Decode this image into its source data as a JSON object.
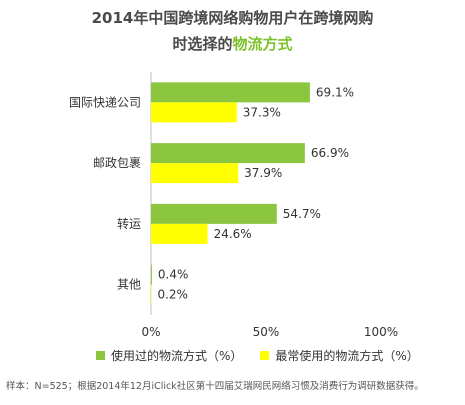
{
  "title_line1": "2014年中国跨境网络购物用户在跨境网购",
  "title_line2_prefix": "时选择的",
  "title_line2_highlight": "物流方式",
  "footnote": "样本：N=525；根据2014年12月iClick社区第十四届艾瑞网民网络习惯及消费行为调研数据获得。",
  "colors": {
    "series1": "#8cc63f",
    "series2": "#ffff00",
    "title_highlight": "#7cc12a",
    "axis": "#bfbfbf"
  },
  "chart_data": {
    "type": "bar",
    "orientation": "horizontal",
    "categories": [
      "国际快递公司",
      "邮政包裹",
      "转运",
      "其他"
    ],
    "series": [
      {
        "name": "使用过的物流方式（%）",
        "values": [
          69.1,
          66.9,
          54.7,
          0.4
        ],
        "labels": [
          "69.1%",
          "66.9%",
          "54.7%",
          "0.4%"
        ]
      },
      {
        "name": "最常使用的物流方式（%）",
        "values": [
          37.3,
          37.9,
          24.6,
          0.2
        ],
        "labels": [
          "37.3%",
          "37.9%",
          "24.6%",
          "0.2%"
        ]
      }
    ],
    "xlim": [
      0,
      100
    ],
    "xticks": [
      "0%",
      "50%",
      "100%"
    ],
    "grid": false,
    "legend_position": "bottom"
  }
}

- [Stated problem]: Copy every line of the data word for word, omitting the images.

- [Exercise response]:
Decode this image into its source data as a JSON object.
{
  "title_line1": "2014年中国跨境网络购物用户在跨境网购",
  "title_line2_prefix": "时选择的",
  "title_line2_highlight": "物流方式",
  "footnote": "样本：N=525；根据2014年12月iClick社区第十四届艾瑞网民网络习惯及消费行为调研数据获得。",
  "colors": {
    "series1": "#8cc63f",
    "series2": "#ffff00",
    "title_highlight": "#7cc12a",
    "axis": "#bfbfbf"
  },
  "chart_data": {
    "type": "bar",
    "orientation": "horizontal",
    "categories": [
      "国际快递公司",
      "邮政包裹",
      "转运",
      "其他"
    ],
    "series": [
      {
        "name": "使用过的物流方式（%）",
        "values": [
          69.1,
          66.9,
          54.7,
          0.4
        ],
        "labels": [
          "69.1%",
          "66.9%",
          "54.7%",
          "0.4%"
        ]
      },
      {
        "name": "最常使用的物流方式（%）",
        "values": [
          37.3,
          37.9,
          24.6,
          0.2
        ],
        "labels": [
          "37.3%",
          "37.9%",
          "24.6%",
          "0.2%"
        ]
      }
    ],
    "xlim": [
      0,
      100
    ],
    "xticks": [
      "0%",
      "50%",
      "100%"
    ],
    "grid": false,
    "legend_position": "bottom"
  }
}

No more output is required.